(Entries with figure data)
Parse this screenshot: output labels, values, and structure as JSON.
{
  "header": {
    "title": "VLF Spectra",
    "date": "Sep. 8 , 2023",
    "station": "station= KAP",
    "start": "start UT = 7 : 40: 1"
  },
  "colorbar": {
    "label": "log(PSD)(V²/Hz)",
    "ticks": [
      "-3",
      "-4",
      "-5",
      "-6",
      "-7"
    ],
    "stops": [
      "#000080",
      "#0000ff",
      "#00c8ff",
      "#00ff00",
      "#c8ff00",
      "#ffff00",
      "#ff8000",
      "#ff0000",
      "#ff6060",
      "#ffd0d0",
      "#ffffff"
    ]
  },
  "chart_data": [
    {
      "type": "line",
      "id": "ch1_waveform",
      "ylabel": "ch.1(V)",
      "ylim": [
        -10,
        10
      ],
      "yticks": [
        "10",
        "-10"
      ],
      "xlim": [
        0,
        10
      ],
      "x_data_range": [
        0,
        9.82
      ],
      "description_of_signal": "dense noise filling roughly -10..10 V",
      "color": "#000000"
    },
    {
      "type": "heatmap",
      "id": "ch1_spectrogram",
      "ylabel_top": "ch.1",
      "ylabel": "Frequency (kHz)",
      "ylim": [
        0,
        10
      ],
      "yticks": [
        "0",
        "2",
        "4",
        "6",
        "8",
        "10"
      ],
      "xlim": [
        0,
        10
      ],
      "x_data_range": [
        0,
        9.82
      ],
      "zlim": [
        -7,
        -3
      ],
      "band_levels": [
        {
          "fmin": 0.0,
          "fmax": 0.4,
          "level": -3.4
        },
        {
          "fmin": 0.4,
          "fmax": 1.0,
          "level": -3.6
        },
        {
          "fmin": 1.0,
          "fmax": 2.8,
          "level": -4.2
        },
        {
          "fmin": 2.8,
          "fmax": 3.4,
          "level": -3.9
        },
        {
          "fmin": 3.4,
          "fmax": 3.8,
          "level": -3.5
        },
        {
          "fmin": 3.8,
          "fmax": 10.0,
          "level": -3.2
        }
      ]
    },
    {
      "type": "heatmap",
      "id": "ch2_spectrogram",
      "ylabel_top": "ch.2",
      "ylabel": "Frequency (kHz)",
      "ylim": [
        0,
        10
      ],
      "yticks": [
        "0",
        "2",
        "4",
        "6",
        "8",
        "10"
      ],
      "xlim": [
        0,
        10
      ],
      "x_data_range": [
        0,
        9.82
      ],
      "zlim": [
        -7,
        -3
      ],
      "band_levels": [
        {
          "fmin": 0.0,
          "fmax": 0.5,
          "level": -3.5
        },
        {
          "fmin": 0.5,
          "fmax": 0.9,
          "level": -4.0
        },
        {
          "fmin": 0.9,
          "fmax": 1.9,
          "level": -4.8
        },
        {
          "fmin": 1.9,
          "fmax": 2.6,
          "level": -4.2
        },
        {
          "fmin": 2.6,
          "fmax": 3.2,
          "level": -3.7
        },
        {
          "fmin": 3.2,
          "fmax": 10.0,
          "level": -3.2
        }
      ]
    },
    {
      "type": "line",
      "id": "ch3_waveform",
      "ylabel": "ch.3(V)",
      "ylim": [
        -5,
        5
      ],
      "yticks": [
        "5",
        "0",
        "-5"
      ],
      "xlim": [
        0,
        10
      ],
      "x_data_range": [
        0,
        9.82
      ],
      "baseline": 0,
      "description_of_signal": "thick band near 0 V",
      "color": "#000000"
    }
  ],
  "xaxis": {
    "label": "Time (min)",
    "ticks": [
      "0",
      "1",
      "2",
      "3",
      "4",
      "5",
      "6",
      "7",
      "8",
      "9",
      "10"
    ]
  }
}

§ EXERCISE DESCRIPTION:
The records above need to be transcribed in full. Keep every character unchanged.

§ SOLUTION TO THIS PROBLEM:
Parse this screenshot: output labels, values, and structure as JSON.
{
  "header": {
    "title": "VLF Spectra",
    "date": "Sep. 8 , 2023",
    "station": "station= KAP",
    "start": "start UT = 7 : 40: 1"
  },
  "colorbar": {
    "label": "log(PSD)(V²/Hz)",
    "ticks": [
      "-3",
      "-4",
      "-5",
      "-6",
      "-7"
    ],
    "stops": [
      "#000080",
      "#0000ff",
      "#00c8ff",
      "#00ff00",
      "#c8ff00",
      "#ffff00",
      "#ff8000",
      "#ff0000",
      "#ff6060",
      "#ffd0d0",
      "#ffffff"
    ]
  },
  "chart_data": [
    {
      "type": "line",
      "id": "ch1_waveform",
      "ylabel": "ch.1(V)",
      "ylim": [
        -10,
        10
      ],
      "yticks": [
        "10",
        "-10"
      ],
      "xlim": [
        0,
        10
      ],
      "x_data_range": [
        0,
        9.82
      ],
      "description_of_signal": "dense noise filling roughly -10..10 V",
      "color": "#000000"
    },
    {
      "type": "heatmap",
      "id": "ch1_spectrogram",
      "ylabel_top": "ch.1",
      "ylabel": "Frequency (kHz)",
      "ylim": [
        0,
        10
      ],
      "yticks": [
        "0",
        "2",
        "4",
        "6",
        "8",
        "10"
      ],
      "xlim": [
        0,
        10
      ],
      "x_data_range": [
        0,
        9.82
      ],
      "zlim": [
        -7,
        -3
      ],
      "band_levels": [
        {
          "fmin": 0.0,
          "fmax": 0.4,
          "level": -3.4
        },
        {
          "fmin": 0.4,
          "fmax": 1.0,
          "level": -3.6
        },
        {
          "fmin": 1.0,
          "fmax": 2.8,
          "level": -4.2
        },
        {
          "fmin": 2.8,
          "fmax": 3.4,
          "level": -3.9
        },
        {
          "fmin": 3.4,
          "fmax": 3.8,
          "level": -3.5
        },
        {
          "fmin": 3.8,
          "fmax": 10.0,
          "level": -3.2
        }
      ]
    },
    {
      "type": "heatmap",
      "id": "ch2_spectrogram",
      "ylabel_top": "ch.2",
      "ylabel": "Frequency (kHz)",
      "ylim": [
        0,
        10
      ],
      "yticks": [
        "0",
        "2",
        "4",
        "6",
        "8",
        "10"
      ],
      "xlim": [
        0,
        10
      ],
      "x_data_range": [
        0,
        9.82
      ],
      "zlim": [
        -7,
        -3
      ],
      "band_levels": [
        {
          "fmin": 0.0,
          "fmax": 0.5,
          "level": -3.5
        },
        {
          "fmin": 0.5,
          "fmax": 0.9,
          "level": -4.0
        },
        {
          "fmin": 0.9,
          "fmax": 1.9,
          "level": -4.8
        },
        {
          "fmin": 1.9,
          "fmax": 2.6,
          "level": -4.2
        },
        {
          "fmin": 2.6,
          "fmax": 3.2,
          "level": -3.7
        },
        {
          "fmin": 3.2,
          "fmax": 10.0,
          "level": -3.2
        }
      ]
    },
    {
      "type": "line",
      "id": "ch3_waveform",
      "ylabel": "ch.3(V)",
      "ylim": [
        -5,
        5
      ],
      "yticks": [
        "5",
        "0",
        "-5"
      ],
      "xlim": [
        0,
        10
      ],
      "x_data_range": [
        0,
        9.82
      ],
      "baseline": 0,
      "description_of_signal": "thick band near 0 V",
      "color": "#000000"
    }
  ],
  "xaxis": {
    "label": "Time (min)",
    "ticks": [
      "0",
      "1",
      "2",
      "3",
      "4",
      "5",
      "6",
      "7",
      "8",
      "9",
      "10"
    ]
  }
}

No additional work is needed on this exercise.